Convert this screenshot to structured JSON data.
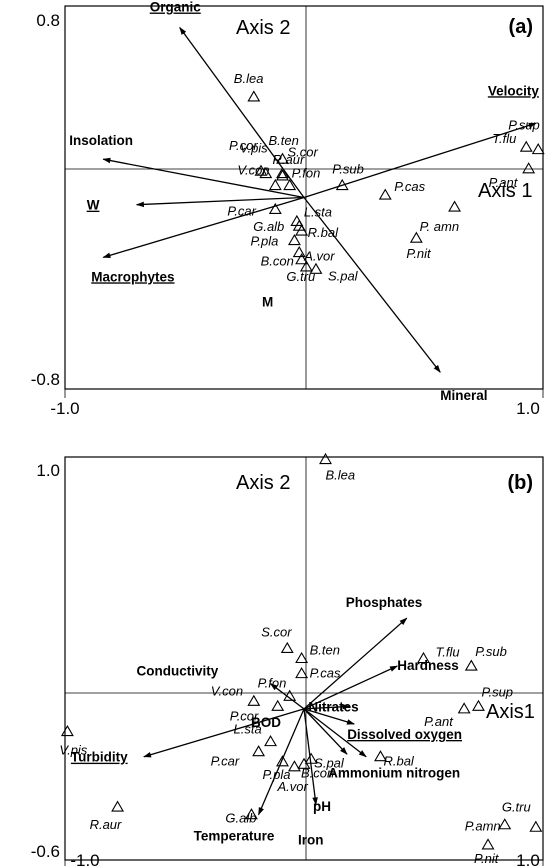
{
  "chart_data": [
    {
      "type": "scatter",
      "panel_label": "(a)",
      "axis_labels": {
        "axis1": "Axis 1",
        "axis2": "Axis 2"
      },
      "xlim": [
        -1.0,
        1.0
      ],
      "ylim": [
        -0.8,
        0.8
      ],
      "x_ticks": [
        "-1.0",
        "1.0"
      ],
      "y_ticks": [
        "0.8",
        "-0.8"
      ],
      "species": [
        {
          "label": "B.lea",
          "x": -0.21,
          "y": 0.42
        },
        {
          "label": "B.ten",
          "x": -0.09,
          "y": 0.16
        },
        {
          "label": "V.pis",
          "x": -0.16,
          "y": 0.1
        },
        {
          "label": "P.cor",
          "x": -0.18,
          "y": 0.11
        },
        {
          "label": "R.aur",
          "x": -0.09,
          "y": 0.09
        },
        {
          "label": "V.con",
          "x": -0.12,
          "y": 0.05
        },
        {
          "label": "S.cor",
          "x": -0.09,
          "y": 0.1
        },
        {
          "label": "P.fon",
          "x": -0.06,
          "y": 0.05
        },
        {
          "label": "P.sub",
          "x": 0.16,
          "y": 0.05
        },
        {
          "label": "P.car",
          "x": -0.12,
          "y": -0.05
        },
        {
          "label": "L.sta",
          "x": -0.03,
          "y": -0.1
        },
        {
          "label": "G.alb",
          "x": -0.02,
          "y": -0.12
        },
        {
          "label": "R.bal",
          "x": -0.01,
          "y": -0.14
        },
        {
          "label": "P.pla",
          "x": -0.04,
          "y": -0.18
        },
        {
          "label": "A.vor",
          "x": -0.02,
          "y": -0.23
        },
        {
          "label": "B.con",
          "x": -0.01,
          "y": -0.26
        },
        {
          "label": "G.tru",
          "x": 0.01,
          "y": -0.29
        },
        {
          "label": "S.pal",
          "x": 0.05,
          "y": -0.3
        },
        {
          "label": "P.cas",
          "x": 0.34,
          "y": 0.01
        },
        {
          "label": "P.nit",
          "x": 0.47,
          "y": -0.17
        },
        {
          "label": "P. amn",
          "x": 0.63,
          "y": -0.04
        },
        {
          "label": "T.flu",
          "x": 0.93,
          "y": 0.21
        },
        {
          "label": "P.sup",
          "x": 0.98,
          "y": 0.2
        },
        {
          "label": "P.ant",
          "x": 0.94,
          "y": 0.12
        }
      ],
      "vectors": [
        {
          "label": "Organic",
          "underline": true,
          "x": -0.52,
          "y": 0.71
        },
        {
          "label": "Velocity",
          "underline": true,
          "x": 0.97,
          "y": 0.31
        },
        {
          "label": "Insolation",
          "underline": false,
          "x": -0.84,
          "y": 0.16
        },
        {
          "label": "W",
          "underline": true,
          "x": -0.7,
          "y": -0.03
        },
        {
          "label": "Macrophytes",
          "underline": true,
          "x": -0.84,
          "y": -0.25
        },
        {
          "label": "M",
          "underline": false,
          "x": 0.0,
          "y": 0.0
        },
        {
          "label": "Mineral",
          "underline": false,
          "x": 0.57,
          "y": -0.73
        }
      ]
    },
    {
      "type": "scatter",
      "panel_label": "(b)",
      "axis_labels": {
        "axis1": "Axis1",
        "axis2": "Axis 2"
      },
      "xlim": [
        -1.0,
        1.0
      ],
      "ylim": [
        -0.6,
        1.0
      ],
      "x_ticks": [
        "-1.0",
        "1.0"
      ],
      "y_ticks": [
        "1.0",
        "-0.6"
      ],
      "species": [
        {
          "label": "B.lea",
          "x": 0.09,
          "y": 0.99
        },
        {
          "label": "S.cor",
          "x": -0.07,
          "y": 0.24
        },
        {
          "label": "B.ten",
          "x": -0.01,
          "y": 0.2
        },
        {
          "label": "P.cas",
          "x": -0.01,
          "y": 0.14
        },
        {
          "label": "T.flu",
          "x": 0.5,
          "y": 0.2
        },
        {
          "label": "P.sub",
          "x": 0.7,
          "y": 0.17
        },
        {
          "label": "P.sup",
          "x": 0.73,
          "y": 0.01
        },
        {
          "label": "P.ant",
          "x": 0.67,
          "y": 0.0
        },
        {
          "label": "P.fon",
          "x": -0.06,
          "y": 0.05
        },
        {
          "label": "V.con",
          "x": -0.21,
          "y": 0.03
        },
        {
          "label": "P.cor",
          "x": -0.11,
          "y": 0.01
        },
        {
          "label": "L.sta",
          "x": -0.14,
          "y": -0.13
        },
        {
          "label": "P.car",
          "x": -0.19,
          "y": -0.17
        },
        {
          "label": "P.pla",
          "x": -0.09,
          "y": -0.21
        },
        {
          "label": "S.pal",
          "x": 0.03,
          "y": -0.2
        },
        {
          "label": "B.con",
          "x": 0.0,
          "y": -0.22
        },
        {
          "label": "A.vor",
          "x": -0.04,
          "y": -0.23
        },
        {
          "label": "R.bal",
          "x": 0.32,
          "y": -0.19
        },
        {
          "label": "V.pis",
          "x": -0.99,
          "y": -0.09
        },
        {
          "label": "R.aur",
          "x": -0.78,
          "y": -0.39
        },
        {
          "label": "G.alb",
          "x": -0.22,
          "y": -0.42
        },
        {
          "label": "G.tru",
          "x": 0.97,
          "y": -0.47
        },
        {
          "label": "P.amn",
          "x": 0.84,
          "y": -0.46
        },
        {
          "label": "P.nit",
          "x": 0.77,
          "y": -0.54
        }
      ],
      "vectors": [
        {
          "label": "Phosphates",
          "underline": false,
          "x": 0.43,
          "y": 0.36
        },
        {
          "label": "Hardness",
          "underline": false,
          "x": 0.39,
          "y": 0.17
        },
        {
          "label": "Conductivity",
          "underline": false,
          "x": -0.14,
          "y": 0.1
        },
        {
          "label": "Nitrates",
          "underline": false,
          "x": 0.19,
          "y": 0.01
        },
        {
          "label": "BOD",
          "underline": false,
          "x": 0.0,
          "y": 0.0
        },
        {
          "label": "Dissolved oxygen",
          "underline": true,
          "x": 0.21,
          "y": -0.06
        },
        {
          "label": "Ammonium nitrogen",
          "underline": false,
          "x": 0.26,
          "y": -0.19
        },
        {
          "label": "pH",
          "underline": false,
          "x": 0.18,
          "y": -0.18
        },
        {
          "label": "Turbidity",
          "underline": true,
          "x": -0.67,
          "y": -0.19
        },
        {
          "label": "Iron",
          "underline": false,
          "x": 0.05,
          "y": -0.38
        },
        {
          "label": "Temperature",
          "underline": false,
          "x": -0.19,
          "y": -0.42
        }
      ]
    }
  ]
}
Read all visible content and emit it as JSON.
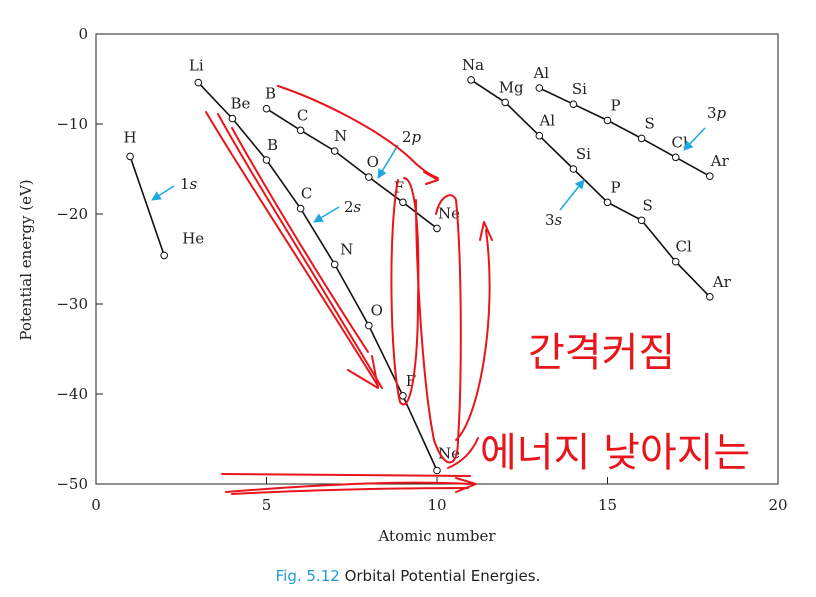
{
  "chart_data": {
    "type": "line",
    "xlabel": "Atomic number",
    "ylabel": "Potential energy (eV)",
    "xlim": [
      0,
      20
    ],
    "ylim": [
      -50,
      0
    ],
    "x_ticks": [
      0,
      5,
      10,
      15,
      20
    ],
    "y_ticks": [
      0,
      -10,
      -20,
      -30,
      -40,
      -50
    ],
    "series": [
      {
        "name": "1s",
        "points": [
          {
            "label": "H",
            "x": 1,
            "y": -13.6
          },
          {
            "label": "He",
            "x": 2,
            "y": -24.6
          }
        ]
      },
      {
        "name": "2s",
        "points": [
          {
            "label": "Li",
            "x": 3,
            "y": -5.4
          },
          {
            "label": "Be",
            "x": 4,
            "y": -9.4
          },
          {
            "label": "B",
            "x": 5,
            "y": -14.0
          },
          {
            "label": "C",
            "x": 6,
            "y": -19.4
          },
          {
            "label": "N",
            "x": 7,
            "y": -25.6
          },
          {
            "label": "O",
            "x": 8,
            "y": -32.4
          },
          {
            "label": "F",
            "x": 9,
            "y": -40.2
          },
          {
            "label": "Ne",
            "x": 10,
            "y": -48.5
          }
        ]
      },
      {
        "name": "2p",
        "points": [
          {
            "label": "B",
            "x": 5,
            "y": -8.3
          },
          {
            "label": "C",
            "x": 6,
            "y": -10.7
          },
          {
            "label": "N",
            "x": 7,
            "y": -13.0
          },
          {
            "label": "O",
            "x": 8,
            "y": -15.9
          },
          {
            "label": "F",
            "x": 9,
            "y": -18.7
          },
          {
            "label": "Ne",
            "x": 10,
            "y": -21.6
          }
        ]
      },
      {
        "name": "3s",
        "points": [
          {
            "label": "Na",
            "x": 11,
            "y": -5.1
          },
          {
            "label": "Mg",
            "x": 12,
            "y": -7.6
          },
          {
            "label": "Al",
            "x": 13,
            "y": -11.3
          },
          {
            "label": "Si",
            "x": 14,
            "y": -15.0
          },
          {
            "label": "P",
            "x": 15,
            "y": -18.7
          },
          {
            "label": "S",
            "x": 16,
            "y": -20.7
          },
          {
            "label": "Cl",
            "x": 17,
            "y": -25.3
          },
          {
            "label": "Ar",
            "x": 18,
            "y": -29.2
          }
        ]
      },
      {
        "name": "3p",
        "points": [
          {
            "label": "Al",
            "x": 13,
            "y": -6.0
          },
          {
            "label": "Si",
            "x": 14,
            "y": -7.8
          },
          {
            "label": "P",
            "x": 15,
            "y": -9.6
          },
          {
            "label": "S",
            "x": 16,
            "y": -11.6
          },
          {
            "label": "Cl",
            "x": 17,
            "y": -13.7
          },
          {
            "label": "Ar",
            "x": 18,
            "y": -15.8
          }
        ]
      }
    ],
    "handwritten_annotations": [
      "간격커짐",
      "에너지 낮아지는"
    ]
  },
  "caption": {
    "fig_num": "Fig. 5.12",
    "text": "Orbital Potential Energies."
  },
  "colors": {
    "axis": "#222222",
    "line": "#111111",
    "marker_fill": "#ffffff",
    "label_arrow": "#1fa8e0",
    "annotation": "#e8151b",
    "caption_num": "#1d9bd8"
  }
}
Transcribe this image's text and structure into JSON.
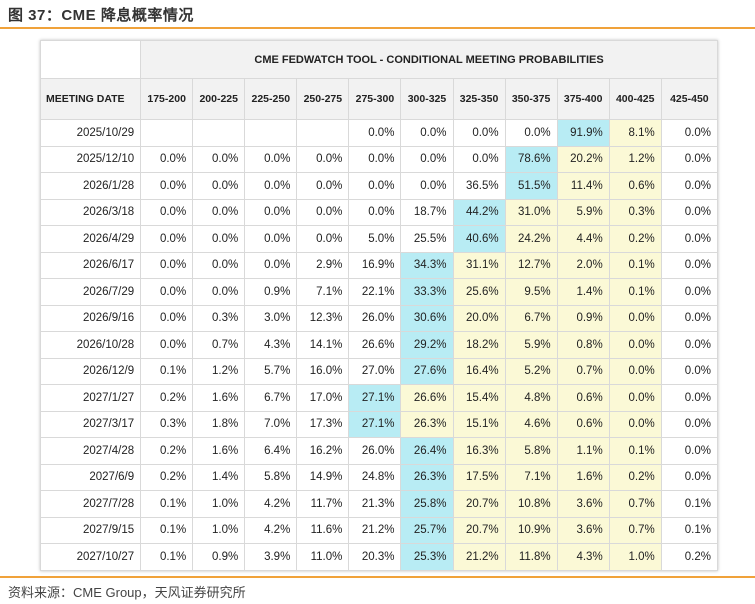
{
  "figure": {
    "title": "图 37：CME 降息概率情况",
    "source": "资料来源：CME Group，天风证券研究所"
  },
  "colors": {
    "accent_rule": "#f0a23a",
    "highlight_max": "#b8ecf4",
    "highlight_zone": "#fbf9d6",
    "header_bg": "#f2f2f2"
  },
  "chart_data": {
    "type": "table",
    "title": "CME FEDWATCH TOOL - CONDITIONAL MEETING PROBABILITIES",
    "row_header": "MEETING DATE",
    "columns": [
      "175-200",
      "200-225",
      "225-250",
      "250-275",
      "275-300",
      "300-325",
      "325-350",
      "350-375",
      "375-400",
      "400-425",
      "425-450"
    ],
    "rows": [
      {
        "date": "2025/10/29",
        "cells": [
          "",
          "",
          "",
          "",
          "0.0%",
          "0.0%",
          "0.0%",
          "0.0%",
          "91.9%",
          "8.1%",
          "0.0%"
        ],
        "hl": [
          "",
          "",
          "",
          "",
          "",
          "",
          "",
          "",
          "b",
          "y",
          ""
        ]
      },
      {
        "date": "2025/12/10",
        "cells": [
          "0.0%",
          "0.0%",
          "0.0%",
          "0.0%",
          "0.0%",
          "0.0%",
          "0.0%",
          "78.6%",
          "20.2%",
          "1.2%",
          "0.0%"
        ],
        "hl": [
          "",
          "",
          "",
          "",
          "",
          "",
          "",
          "b",
          "y",
          "y",
          ""
        ]
      },
      {
        "date": "2026/1/28",
        "cells": [
          "0.0%",
          "0.0%",
          "0.0%",
          "0.0%",
          "0.0%",
          "0.0%",
          "36.5%",
          "51.5%",
          "11.4%",
          "0.6%",
          "0.0%"
        ],
        "hl": [
          "",
          "",
          "",
          "",
          "",
          "",
          "",
          "b",
          "y",
          "y",
          ""
        ]
      },
      {
        "date": "2026/3/18",
        "cells": [
          "0.0%",
          "0.0%",
          "0.0%",
          "0.0%",
          "0.0%",
          "18.7%",
          "44.2%",
          "31.0%",
          "5.9%",
          "0.3%",
          "0.0%"
        ],
        "hl": [
          "",
          "",
          "",
          "",
          "",
          "",
          "b",
          "y",
          "y",
          "y",
          ""
        ]
      },
      {
        "date": "2026/4/29",
        "cells": [
          "0.0%",
          "0.0%",
          "0.0%",
          "0.0%",
          "5.0%",
          "25.5%",
          "40.6%",
          "24.2%",
          "4.4%",
          "0.2%",
          "0.0%"
        ],
        "hl": [
          "",
          "",
          "",
          "",
          "",
          "",
          "b",
          "y",
          "y",
          "y",
          ""
        ]
      },
      {
        "date": "2026/6/17",
        "cells": [
          "0.0%",
          "0.0%",
          "0.0%",
          "2.9%",
          "16.9%",
          "34.3%",
          "31.1%",
          "12.7%",
          "2.0%",
          "0.1%",
          "0.0%"
        ],
        "hl": [
          "",
          "",
          "",
          "",
          "",
          "b",
          "y",
          "y",
          "y",
          "y",
          ""
        ]
      },
      {
        "date": "2026/7/29",
        "cells": [
          "0.0%",
          "0.0%",
          "0.9%",
          "7.1%",
          "22.1%",
          "33.3%",
          "25.6%",
          "9.5%",
          "1.4%",
          "0.1%",
          "0.0%"
        ],
        "hl": [
          "",
          "",
          "",
          "",
          "",
          "b",
          "y",
          "y",
          "y",
          "y",
          ""
        ]
      },
      {
        "date": "2026/9/16",
        "cells": [
          "0.0%",
          "0.3%",
          "3.0%",
          "12.3%",
          "26.0%",
          "30.6%",
          "20.0%",
          "6.7%",
          "0.9%",
          "0.0%",
          "0.0%"
        ],
        "hl": [
          "",
          "",
          "",
          "",
          "",
          "b",
          "y",
          "y",
          "y",
          "y",
          ""
        ]
      },
      {
        "date": "2026/10/28",
        "cells": [
          "0.0%",
          "0.7%",
          "4.3%",
          "14.1%",
          "26.6%",
          "29.2%",
          "18.2%",
          "5.9%",
          "0.8%",
          "0.0%",
          "0.0%"
        ],
        "hl": [
          "",
          "",
          "",
          "",
          "",
          "b",
          "y",
          "y",
          "y",
          "y",
          ""
        ]
      },
      {
        "date": "2026/12/9",
        "cells": [
          "0.1%",
          "1.2%",
          "5.7%",
          "16.0%",
          "27.0%",
          "27.6%",
          "16.4%",
          "5.2%",
          "0.7%",
          "0.0%",
          "0.0%"
        ],
        "hl": [
          "",
          "",
          "",
          "",
          "",
          "b",
          "y",
          "y",
          "y",
          "y",
          ""
        ]
      },
      {
        "date": "2027/1/27",
        "cells": [
          "0.2%",
          "1.6%",
          "6.7%",
          "17.0%",
          "27.1%",
          "26.6%",
          "15.4%",
          "4.8%",
          "0.6%",
          "0.0%",
          "0.0%"
        ],
        "hl": [
          "",
          "",
          "",
          "",
          "b",
          "y",
          "y",
          "y",
          "y",
          "y",
          ""
        ]
      },
      {
        "date": "2027/3/17",
        "cells": [
          "0.3%",
          "1.8%",
          "7.0%",
          "17.3%",
          "27.1%",
          "26.3%",
          "15.1%",
          "4.6%",
          "0.6%",
          "0.0%",
          "0.0%"
        ],
        "hl": [
          "",
          "",
          "",
          "",
          "b",
          "y",
          "y",
          "y",
          "y",
          "y",
          ""
        ]
      },
      {
        "date": "2027/4/28",
        "cells": [
          "0.2%",
          "1.6%",
          "6.4%",
          "16.2%",
          "26.0%",
          "26.4%",
          "16.3%",
          "5.8%",
          "1.1%",
          "0.1%",
          "0.0%"
        ],
        "hl": [
          "",
          "",
          "",
          "",
          "",
          "b",
          "y",
          "y",
          "y",
          "y",
          ""
        ]
      },
      {
        "date": "2027/6/9",
        "cells": [
          "0.2%",
          "1.4%",
          "5.8%",
          "14.9%",
          "24.8%",
          "26.3%",
          "17.5%",
          "7.1%",
          "1.6%",
          "0.2%",
          "0.0%"
        ],
        "hl": [
          "",
          "",
          "",
          "",
          "",
          "b",
          "y",
          "y",
          "y",
          "y",
          ""
        ]
      },
      {
        "date": "2027/7/28",
        "cells": [
          "0.1%",
          "1.0%",
          "4.2%",
          "11.7%",
          "21.3%",
          "25.8%",
          "20.7%",
          "10.8%",
          "3.6%",
          "0.7%",
          "0.1%"
        ],
        "hl": [
          "",
          "",
          "",
          "",
          "",
          "b",
          "y",
          "y",
          "y",
          "y",
          ""
        ]
      },
      {
        "date": "2027/9/15",
        "cells": [
          "0.1%",
          "1.0%",
          "4.2%",
          "11.6%",
          "21.2%",
          "25.7%",
          "20.7%",
          "10.9%",
          "3.6%",
          "0.7%",
          "0.1%"
        ],
        "hl": [
          "",
          "",
          "",
          "",
          "",
          "b",
          "y",
          "y",
          "y",
          "y",
          ""
        ]
      },
      {
        "date": "2027/10/27",
        "cells": [
          "0.1%",
          "0.9%",
          "3.9%",
          "11.0%",
          "20.3%",
          "25.3%",
          "21.2%",
          "11.8%",
          "4.3%",
          "1.0%",
          "0.2%"
        ],
        "hl": [
          "",
          "",
          "",
          "",
          "",
          "b",
          "y",
          "y",
          "y",
          "y",
          ""
        ]
      }
    ]
  }
}
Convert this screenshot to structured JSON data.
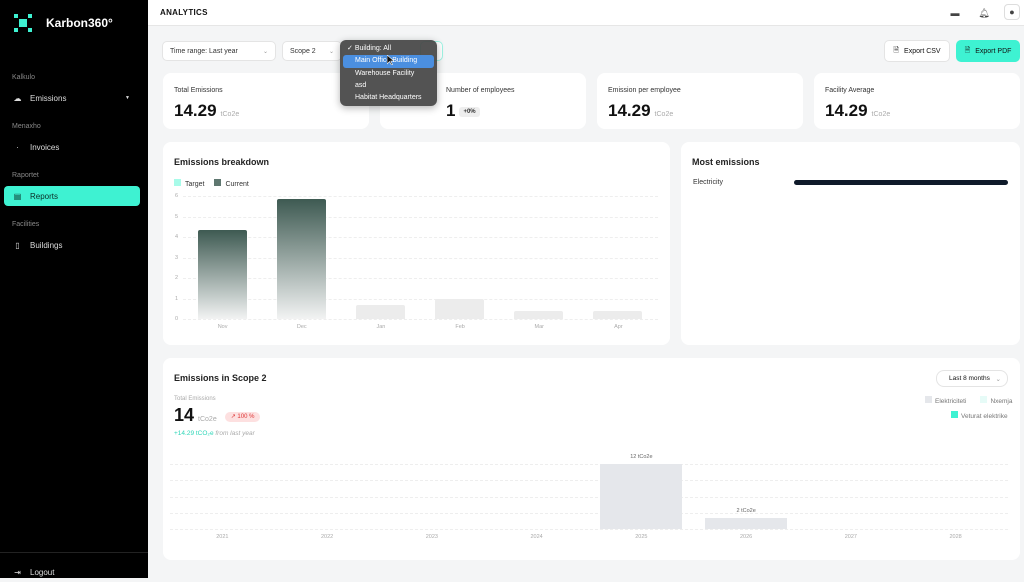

• **What the exercise asks**: Using the records above, copy each line that contains "type".

• **Expected answer**:
      "type": "scatter",
      "type": "scatter",
    "type": "line",
    "type": "table",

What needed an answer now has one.